### [Your goal]
Pick out all lines of the entries that include the word "الحالة" and copy them.
[START OF Records to process]
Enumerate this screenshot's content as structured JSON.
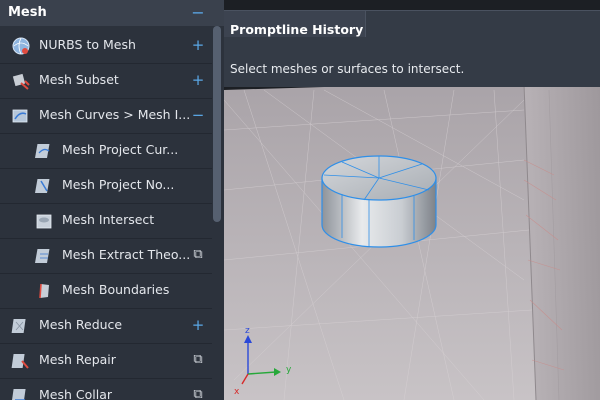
{
  "sidebar": {
    "title": "Mesh",
    "collapse_glyph": "−",
    "items": [
      {
        "label": "NURBS to Mesh",
        "icon": "nurbs-to-mesh-icon",
        "action_glyph": "+"
      },
      {
        "label": "Mesh Subset",
        "icon": "mesh-subset-icon",
        "action_glyph": "+"
      },
      {
        "label": "Mesh Curves > Mesh I...",
        "icon": "mesh-curves-icon",
        "action_glyph": "−"
      },
      {
        "label": "Mesh Project Cur...",
        "icon": "mesh-project-curve-icon"
      },
      {
        "label": "Mesh Project No...",
        "icon": "mesh-project-normal-icon"
      },
      {
        "label": "Mesh Intersect",
        "icon": "mesh-intersect-icon"
      },
      {
        "label": "Mesh Extract Theo...",
        "icon": "mesh-extract-theoretical-icon",
        "action_glyph": "⧉"
      },
      {
        "label": "Mesh Boundaries",
        "icon": "mesh-boundaries-icon"
      },
      {
        "label": "Mesh Reduce",
        "icon": "mesh-reduce-icon",
        "action_glyph": "+"
      },
      {
        "label": "Mesh Repair",
        "icon": "mesh-repair-icon",
        "action_glyph": "⧉"
      },
      {
        "label": "Mesh Collar",
        "icon": "mesh-collar-icon",
        "action_glyph": "⧉"
      }
    ]
  },
  "promptline": {
    "title": "Promptline History",
    "message": "Select meshes or surfaces to intersect."
  },
  "viewport": {
    "axes": {
      "x": "x",
      "y": "y",
      "z": "z"
    }
  },
  "colors": {
    "accent": "#5aa7e6",
    "panel": "#2c323c",
    "selection": "#2f8fe8"
  }
}
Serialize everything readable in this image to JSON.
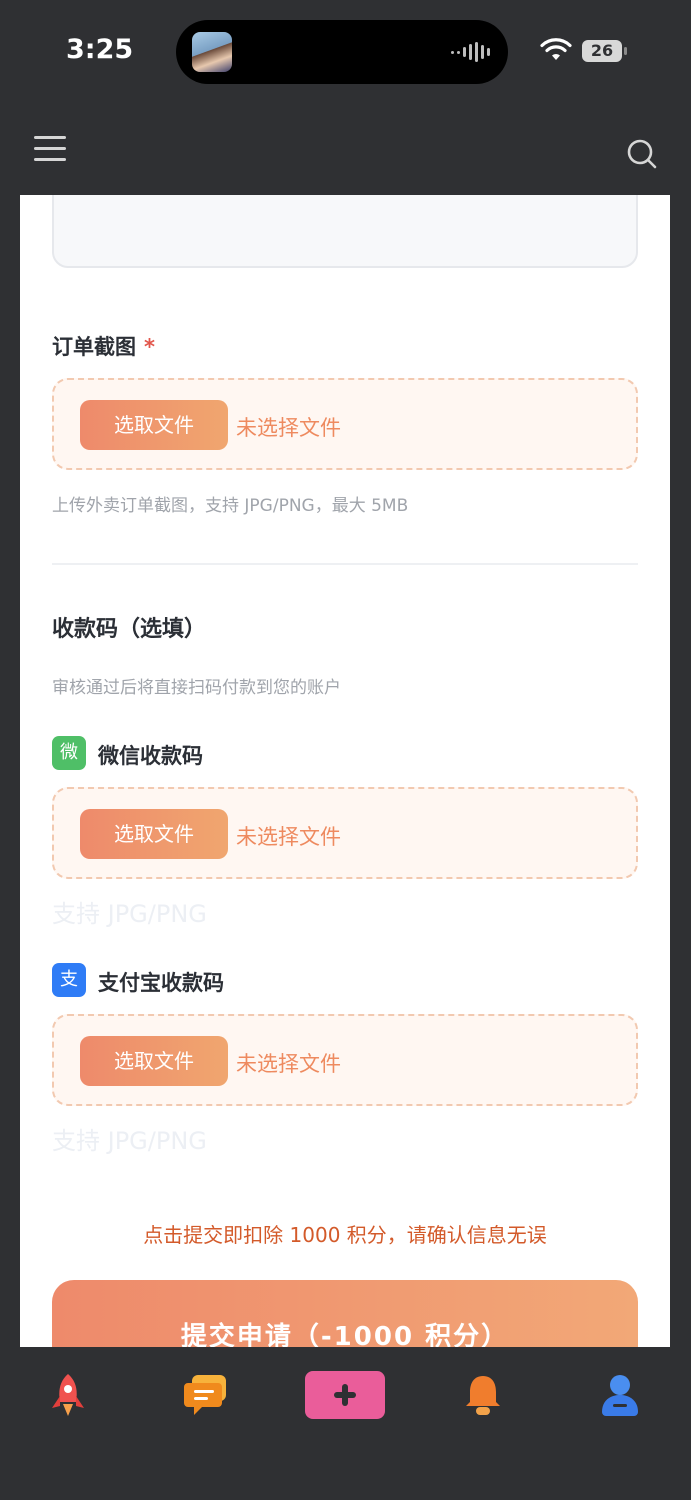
{
  "status_bar": {
    "time": "3:25",
    "battery": "26"
  },
  "form": {
    "order_screenshot": {
      "label": "订单截图",
      "required_mark": "*",
      "button": "选取文件",
      "status": "未选择文件",
      "hint": "上传外卖订单截图，支持 JPG/PNG，最大 5MB"
    },
    "payment_code": {
      "title": "收款码（选填）",
      "hint": "审核通过后将直接扫码付款到您的账户",
      "wechat": {
        "badge": "微",
        "label": "微信收款码",
        "button": "选取文件",
        "status": "未选择文件",
        "hint": "支持 JPG/PNG"
      },
      "alipay": {
        "badge": "支",
        "label": "支付宝收款码",
        "button": "选取文件",
        "status": "未选择文件",
        "hint": "支持 JPG/PNG"
      }
    },
    "warning": "点击提交即扣除 1000 积分，请确认信息无误",
    "submit": "提交申请（-1000 积分）"
  },
  "icons": {
    "menu": "menu-icon",
    "search": "search-icon",
    "tabs": [
      "rocket-icon",
      "chat-icon",
      "plus-icon",
      "bell-icon",
      "user-icon"
    ]
  },
  "colors": {
    "accent": "#ee8a6b",
    "wechat_green": "#4fbf67",
    "alipay_blue": "#2f7cf6",
    "warning_text": "#d35a2a"
  }
}
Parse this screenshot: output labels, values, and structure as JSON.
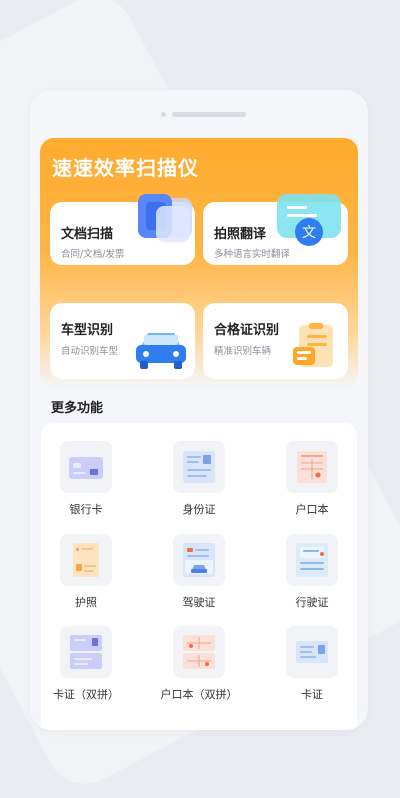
{
  "hero": {
    "title": "速速效率扫描仪",
    "cards": [
      {
        "title": "文档扫描",
        "subtitle": "合同/文档/发票",
        "icon": "document-stack-icon"
      },
      {
        "title": "拍照翻译",
        "subtitle": "多种语言实时翻译",
        "icon": "translate-icon"
      },
      {
        "title": "车型识别",
        "subtitle": "自动识别车型",
        "icon": "car-icon"
      },
      {
        "title": "合格证识别",
        "subtitle": "精准识别车辆",
        "icon": "certificate-icon"
      }
    ]
  },
  "more": {
    "title": "更多功能",
    "items": [
      {
        "label": "银行卡",
        "icon": "bank-card-icon"
      },
      {
        "label": "身份证",
        "icon": "id-card-icon"
      },
      {
        "label": "户口本",
        "icon": "household-register-icon"
      },
      {
        "label": "护照",
        "icon": "passport-icon"
      },
      {
        "label": "驾驶证",
        "icon": "driver-license-icon"
      },
      {
        "label": "行驶证",
        "icon": "vehicle-license-icon"
      },
      {
        "label": "卡证（双拼）",
        "icon": "card-double-icon"
      },
      {
        "label": "户口本（双拼）",
        "icon": "household-double-icon"
      },
      {
        "label": "卡证",
        "icon": "card-icon"
      }
    ]
  },
  "colors": {
    "accent": "#ffab2e",
    "blue": "#4a7cf5"
  }
}
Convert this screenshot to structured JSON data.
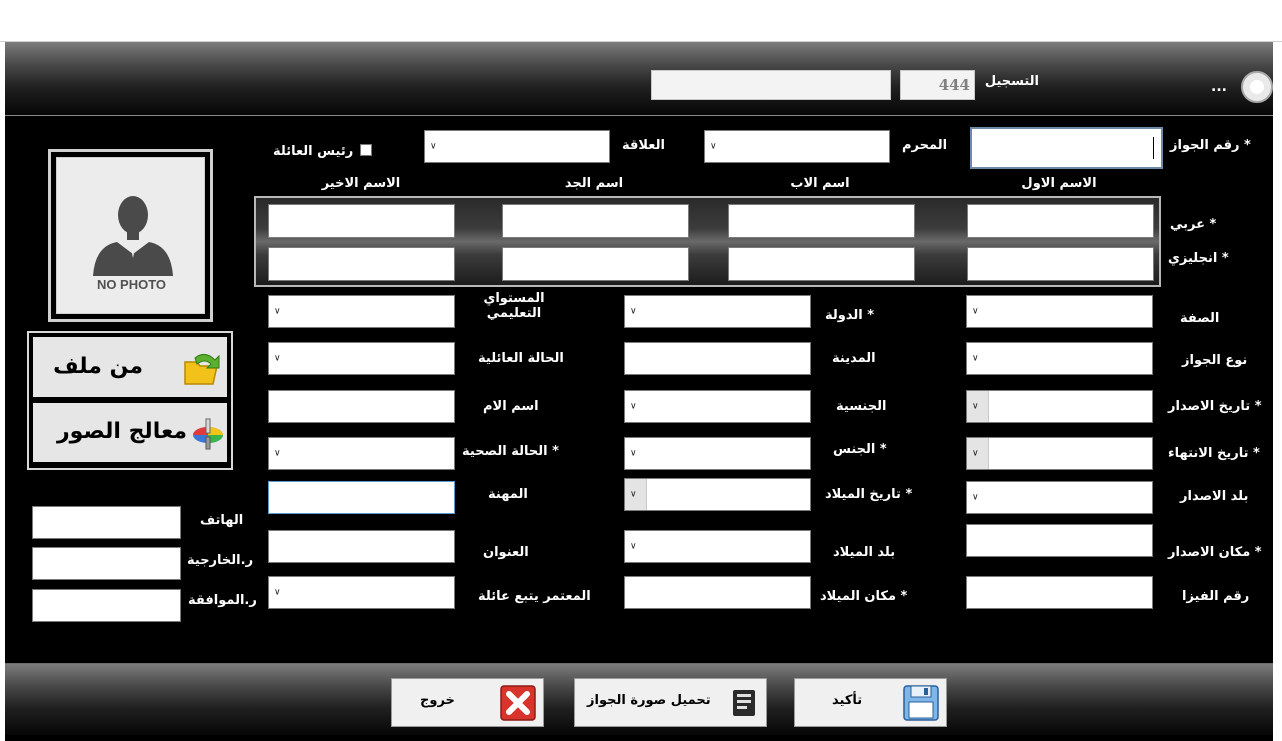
{
  "header": {
    "ellipsis": "...",
    "registration_label": "التسجيل",
    "registration_value": "444"
  },
  "top_row": {
    "passport_label": "رقم الجواز *",
    "muharram_label": "المحرم",
    "relation_label": "العلاقة",
    "family_head_label": "رئيس العائلة"
  },
  "name_headers": {
    "first": "الاسم الاول",
    "father": "اسم الاب",
    "grandfather": "اسم الجد",
    "last": "الاسم الاخير"
  },
  "name_rows": {
    "arabic": "عربي *",
    "english": "انجليزي *"
  },
  "fields": {
    "title": "الصفة",
    "passport_type": "نوع الجواز",
    "issue_date": "تاريخ الاصدار *",
    "expiry_date": "تاريخ الانتهاء *",
    "issue_country": "بلد الاصدار",
    "issue_place": "مكان الاصدار *",
    "visa_number": "رقم الفيزا",
    "country": "الدولة *",
    "city": "المدينة",
    "nationality": "الجنسية",
    "gender": "الجنس *",
    "birth_date": "تاريخ الميلاد *",
    "birth_country": "بلد الميلاد",
    "birth_place": "مكان الميلاد *",
    "education_line1": "المستواي",
    "education_line2": "التعليمي",
    "marital": "الحالة العائلية",
    "mother_name": "اسم الام",
    "health": "الحالة الصحية *",
    "profession": "المهنة",
    "address": "العنوان",
    "family_follower": "المعتمر يتبع عائلة"
  },
  "left_panel": {
    "no_photo": "NO PHOTO",
    "from_file": "من ملف",
    "image_processor": "معالج الصور",
    "phone": "الهاتف",
    "foreign_ref": "ر.الخارجية",
    "approval_ref": "ر.الموافقة"
  },
  "footer": {
    "confirm": "تأكيد",
    "upload_passport": "تحميل صورة الجواز",
    "exit": "خروج"
  },
  "colors": {
    "background": "#000000",
    "label": "#ffffff",
    "field": "#ffffff",
    "exit_red": "#d9342b"
  }
}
[END OF Records to process]
### [Finished exercise]
    "marital": "الحالة العائلية",
    "health": "الحالة الصحية *",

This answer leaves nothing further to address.